--- begin ---

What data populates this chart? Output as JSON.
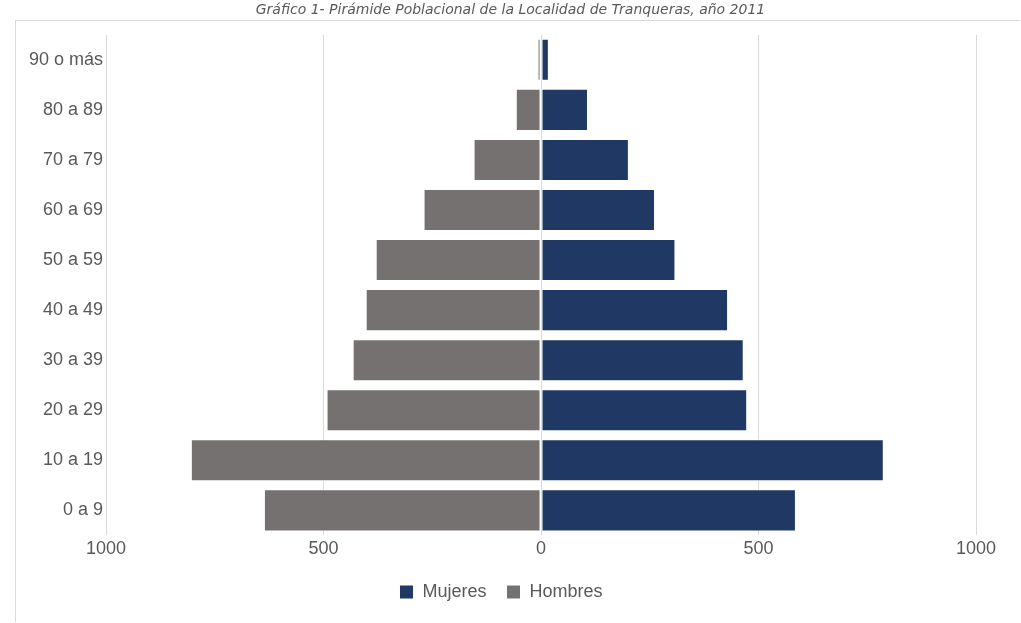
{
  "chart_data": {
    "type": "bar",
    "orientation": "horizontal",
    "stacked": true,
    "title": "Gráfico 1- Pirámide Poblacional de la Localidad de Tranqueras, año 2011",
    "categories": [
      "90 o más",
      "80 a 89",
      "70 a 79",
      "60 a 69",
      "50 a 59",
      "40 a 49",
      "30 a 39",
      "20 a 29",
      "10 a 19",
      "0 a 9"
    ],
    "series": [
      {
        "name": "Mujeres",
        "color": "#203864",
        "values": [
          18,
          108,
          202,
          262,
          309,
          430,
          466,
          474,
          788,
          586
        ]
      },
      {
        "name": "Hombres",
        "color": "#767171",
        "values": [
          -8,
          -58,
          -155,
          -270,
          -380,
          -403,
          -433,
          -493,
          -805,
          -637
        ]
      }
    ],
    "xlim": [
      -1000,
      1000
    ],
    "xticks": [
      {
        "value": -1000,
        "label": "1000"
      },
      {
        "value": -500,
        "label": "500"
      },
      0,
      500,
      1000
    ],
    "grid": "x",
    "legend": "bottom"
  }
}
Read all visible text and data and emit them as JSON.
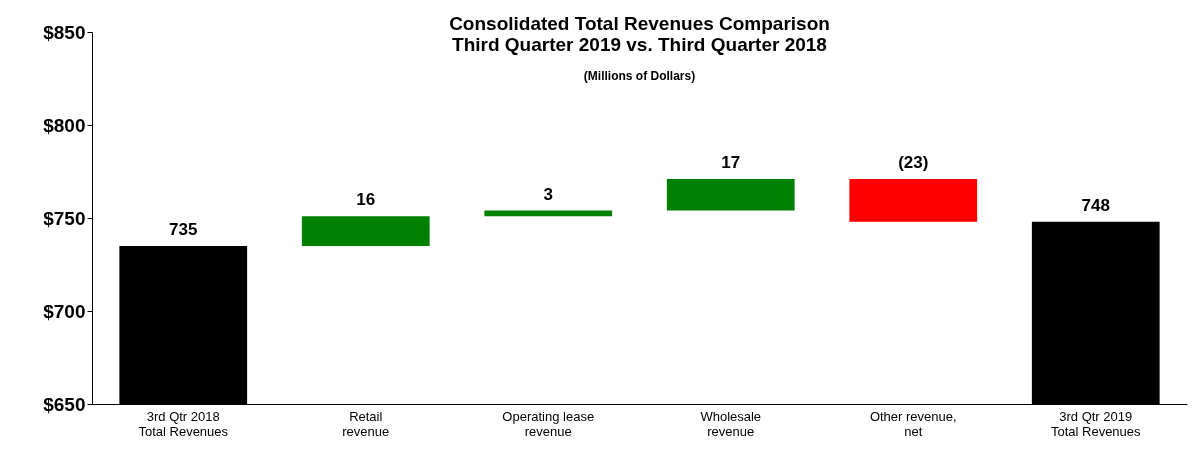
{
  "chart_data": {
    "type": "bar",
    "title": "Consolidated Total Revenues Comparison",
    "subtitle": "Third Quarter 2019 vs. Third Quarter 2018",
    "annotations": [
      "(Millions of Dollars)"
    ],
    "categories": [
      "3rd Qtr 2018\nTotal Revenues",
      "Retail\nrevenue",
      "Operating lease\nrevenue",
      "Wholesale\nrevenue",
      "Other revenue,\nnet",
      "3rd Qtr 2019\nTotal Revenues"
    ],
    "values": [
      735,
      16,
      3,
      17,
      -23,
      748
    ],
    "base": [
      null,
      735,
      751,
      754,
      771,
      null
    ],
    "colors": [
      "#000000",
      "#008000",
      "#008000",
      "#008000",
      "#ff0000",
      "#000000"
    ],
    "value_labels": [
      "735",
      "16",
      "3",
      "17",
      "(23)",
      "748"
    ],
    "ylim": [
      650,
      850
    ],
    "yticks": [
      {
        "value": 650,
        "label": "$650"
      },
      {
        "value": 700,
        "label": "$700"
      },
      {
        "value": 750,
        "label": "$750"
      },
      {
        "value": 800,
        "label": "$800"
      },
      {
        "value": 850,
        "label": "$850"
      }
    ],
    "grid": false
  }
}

--- end ---

◆ WHAT TO PRODUCE:
Copy each line above precisely, dropping the pictures.

◆ THE RESPONSE:
What data populates this chart? Output as JSON.
{
  "chart_data": {
    "type": "bar",
    "orientation": "horizontal",
    "stacked": true,
    "title": "Gráfico 1- Pirámide Poblacional de la Localidad de Tranqueras, año 2011",
    "categories": [
      "90 o más",
      "80 a 89",
      "70 a 79",
      "60 a 69",
      "50 a 59",
      "40 a 49",
      "30 a 39",
      "20 a 29",
      "10 a 19",
      "0 a 9"
    ],
    "series": [
      {
        "name": "Mujeres",
        "color": "#203864",
        "values": [
          18,
          108,
          202,
          262,
          309,
          430,
          466,
          474,
          788,
          586
        ]
      },
      {
        "name": "Hombres",
        "color": "#767171",
        "values": [
          -8,
          -58,
          -155,
          -270,
          -380,
          -403,
          -433,
          -493,
          -805,
          -637
        ]
      }
    ],
    "xlim": [
      -1000,
      1000
    ],
    "xticks": [
      {
        "value": -1000,
        "label": "1000"
      },
      {
        "value": -500,
        "label": "500"
      },
      0,
      500,
      1000
    ],
    "grid": "x",
    "legend": "bottom"
  }
}
Read all visible text and data and emit them as JSON.
{
  "chart_data": {
    "type": "bar",
    "title": "Consolidated Total Revenues Comparison",
    "subtitle": "Third Quarter 2019 vs. Third Quarter 2018",
    "annotations": [
      "(Millions of Dollars)"
    ],
    "categories": [
      "3rd Qtr 2018\nTotal Revenues",
      "Retail\nrevenue",
      "Operating lease\nrevenue",
      "Wholesale\nrevenue",
      "Other revenue,\nnet",
      "3rd Qtr 2019\nTotal Revenues"
    ],
    "values": [
      735,
      16,
      3,
      17,
      -23,
      748
    ],
    "base": [
      null,
      735,
      751,
      754,
      771,
      null
    ],
    "colors": [
      "#000000",
      "#008000",
      "#008000",
      "#008000",
      "#ff0000",
      "#000000"
    ],
    "value_labels": [
      "735",
      "16",
      "3",
      "17",
      "(23)",
      "748"
    ],
    "ylim": [
      650,
      850
    ],
    "yticks": [
      {
        "value": 650,
        "label": "$650"
      },
      {
        "value": 700,
        "label": "$700"
      },
      {
        "value": 750,
        "label": "$750"
      },
      {
        "value": 800,
        "label": "$800"
      },
      {
        "value": 850,
        "label": "$850"
      }
    ],
    "grid": false
  }
}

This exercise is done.